(Records from a collection)
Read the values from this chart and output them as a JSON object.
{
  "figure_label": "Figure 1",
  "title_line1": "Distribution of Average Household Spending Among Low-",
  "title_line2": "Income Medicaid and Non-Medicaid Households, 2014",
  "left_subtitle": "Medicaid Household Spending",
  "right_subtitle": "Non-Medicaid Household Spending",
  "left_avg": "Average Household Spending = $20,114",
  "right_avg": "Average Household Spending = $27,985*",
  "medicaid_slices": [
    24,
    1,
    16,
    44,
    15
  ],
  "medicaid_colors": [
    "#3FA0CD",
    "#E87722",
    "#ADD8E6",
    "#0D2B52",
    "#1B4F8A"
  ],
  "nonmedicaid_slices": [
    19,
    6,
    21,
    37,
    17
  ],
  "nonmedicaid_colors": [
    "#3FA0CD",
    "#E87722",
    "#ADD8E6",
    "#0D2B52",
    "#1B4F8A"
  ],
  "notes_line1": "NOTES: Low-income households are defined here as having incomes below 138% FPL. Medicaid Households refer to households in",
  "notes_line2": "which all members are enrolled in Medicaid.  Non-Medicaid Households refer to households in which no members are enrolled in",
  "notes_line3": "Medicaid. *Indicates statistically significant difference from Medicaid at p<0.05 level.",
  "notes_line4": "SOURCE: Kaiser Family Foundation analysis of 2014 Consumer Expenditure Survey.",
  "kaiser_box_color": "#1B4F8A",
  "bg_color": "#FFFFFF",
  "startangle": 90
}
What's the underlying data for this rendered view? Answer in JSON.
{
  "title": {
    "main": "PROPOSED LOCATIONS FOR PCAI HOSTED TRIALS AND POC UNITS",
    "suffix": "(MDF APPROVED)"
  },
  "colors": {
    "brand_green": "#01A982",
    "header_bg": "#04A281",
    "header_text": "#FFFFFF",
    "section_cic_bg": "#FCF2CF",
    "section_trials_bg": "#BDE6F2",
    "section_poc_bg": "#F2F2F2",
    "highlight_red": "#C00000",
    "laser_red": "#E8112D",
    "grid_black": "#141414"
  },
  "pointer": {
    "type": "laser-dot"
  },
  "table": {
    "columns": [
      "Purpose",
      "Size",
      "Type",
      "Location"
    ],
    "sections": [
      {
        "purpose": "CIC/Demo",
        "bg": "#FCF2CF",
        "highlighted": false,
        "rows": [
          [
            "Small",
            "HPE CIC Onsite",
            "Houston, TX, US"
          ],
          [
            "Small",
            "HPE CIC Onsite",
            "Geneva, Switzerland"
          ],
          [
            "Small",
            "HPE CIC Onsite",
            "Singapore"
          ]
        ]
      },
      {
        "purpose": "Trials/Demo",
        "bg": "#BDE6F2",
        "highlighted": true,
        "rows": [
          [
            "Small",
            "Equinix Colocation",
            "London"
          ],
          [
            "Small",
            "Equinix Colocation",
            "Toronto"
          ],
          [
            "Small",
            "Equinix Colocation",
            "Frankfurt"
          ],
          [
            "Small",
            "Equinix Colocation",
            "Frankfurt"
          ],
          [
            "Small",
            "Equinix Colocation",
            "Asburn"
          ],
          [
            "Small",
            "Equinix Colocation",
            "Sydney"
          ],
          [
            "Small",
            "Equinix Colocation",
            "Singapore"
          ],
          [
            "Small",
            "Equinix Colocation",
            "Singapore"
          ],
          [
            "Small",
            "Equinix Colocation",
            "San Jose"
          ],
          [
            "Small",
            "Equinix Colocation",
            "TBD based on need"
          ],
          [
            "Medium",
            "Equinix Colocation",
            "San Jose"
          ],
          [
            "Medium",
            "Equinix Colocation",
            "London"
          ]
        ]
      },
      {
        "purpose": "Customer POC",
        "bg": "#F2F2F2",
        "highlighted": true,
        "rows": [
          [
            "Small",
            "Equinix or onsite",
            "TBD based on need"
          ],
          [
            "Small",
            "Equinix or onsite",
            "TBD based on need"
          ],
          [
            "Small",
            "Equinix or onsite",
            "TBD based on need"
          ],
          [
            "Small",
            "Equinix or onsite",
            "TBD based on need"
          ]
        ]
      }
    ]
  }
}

**PROBLEM TO SOLVE:** Exactly as they are written, print the entries again.

**SOLUTION TO THIS PROBLEM:**
Read the values from this chart and output them as a JSON object.
{
  "figure_label": "Figure 1",
  "title_line1": "Distribution of Average Household Spending Among Low-",
  "title_line2": "Income Medicaid and Non-Medicaid Households, 2014",
  "left_subtitle": "Medicaid Household Spending",
  "right_subtitle": "Non-Medicaid Household Spending",
  "left_avg": "Average Household Spending = $20,114",
  "right_avg": "Average Household Spending = $27,985*",
  "medicaid_slices": [
    24,
    1,
    16,
    44,
    15
  ],
  "medicaid_colors": [
    "#3FA0CD",
    "#E87722",
    "#ADD8E6",
    "#0D2B52",
    "#1B4F8A"
  ],
  "nonmedicaid_slices": [
    19,
    6,
    21,
    37,
    17
  ],
  "nonmedicaid_colors": [
    "#3FA0CD",
    "#E87722",
    "#ADD8E6",
    "#0D2B52",
    "#1B4F8A"
  ],
  "notes_line1": "NOTES: Low-income households are defined here as having incomes below 138% FPL. Medicaid Households refer to households in",
  "notes_line2": "which all members are enrolled in Medicaid.  Non-Medicaid Households refer to households in which no members are enrolled in",
  "notes_line3": "Medicaid. *Indicates statistically significant difference from Medicaid at p<0.05 level.",
  "notes_line4": "SOURCE: Kaiser Family Foundation analysis of 2014 Consumer Expenditure Survey.",
  "kaiser_box_color": "#1B4F8A",
  "bg_color": "#FFFFFF",
  "startangle": 90
}
What's the underlying data for this rendered view? Answer in JSON.
{
  "title": {
    "main": "PROPOSED LOCATIONS FOR PCAI HOSTED TRIALS AND POC UNITS",
    "suffix": "(MDF APPROVED)"
  },
  "colors": {
    "brand_green": "#01A982",
    "header_bg": "#04A281",
    "header_text": "#FFFFFF",
    "section_cic_bg": "#FCF2CF",
    "section_trials_bg": "#BDE6F2",
    "section_poc_bg": "#F2F2F2",
    "highlight_red": "#C00000",
    "laser_red": "#E8112D",
    "grid_black": "#141414"
  },
  "pointer": {
    "type": "laser-dot"
  },
  "table": {
    "columns": [
      "Purpose",
      "Size",
      "Type",
      "Location"
    ],
    "sections": [
      {
        "purpose": "CIC/Demo",
        "bg": "#FCF2CF",
        "highlighted": false,
        "rows": [
          [
            "Small",
            "HPE CIC Onsite",
            "Houston, TX, US"
          ],
          [
            "Small",
            "HPE CIC Onsite",
            "Geneva, Switzerland"
          ],
          [
            "Small",
            "HPE CIC Onsite",
            "Singapore"
          ]
        ]
      },
      {
        "purpose": "Trials/Demo",
        "bg": "#BDE6F2",
        "highlighted": true,
        "rows": [
          [
            "Small",
            "Equinix Colocation",
            "London"
          ],
          [
            "Small",
            "Equinix Colocation",
            "Toronto"
          ],
          [
            "Small",
            "Equinix Colocation",
            "Frankfurt"
          ],
          [
            "Small",
            "Equinix Colocation",
            "Frankfurt"
          ],
          [
            "Small",
            "Equinix Colocation",
            "Asburn"
          ],
          [
            "Small",
            "Equinix Colocation",
            "Sydney"
          ],
          [
            "Small",
            "Equinix Colocation",
            "Singapore"
          ],
          [
            "Small",
            "Equinix Colocation",
            "Singapore"
          ],
          [
            "Small",
            "Equinix Colocation",
            "San Jose"
          ],
          [
            "Small",
            "Equinix Colocation",
            "TBD based on need"
          ],
          [
            "Medium",
            "Equinix Colocation",
            "San Jose"
          ],
          [
            "Medium",
            "Equinix Colocation",
            "London"
          ]
        ]
      },
      {
        "purpose": "Customer POC",
        "bg": "#F2F2F2",
        "highlighted": true,
        "rows": [
          [
            "Small",
            "Equinix or onsite",
            "TBD based on need"
          ],
          [
            "Small",
            "Equinix or onsite",
            "TBD based on need"
          ],
          [
            "Small",
            "Equinix or onsite",
            "TBD based on need"
          ],
          [
            "Small",
            "Equinix or onsite",
            "TBD based on need"
          ]
        ]
      }
    ]
  }
}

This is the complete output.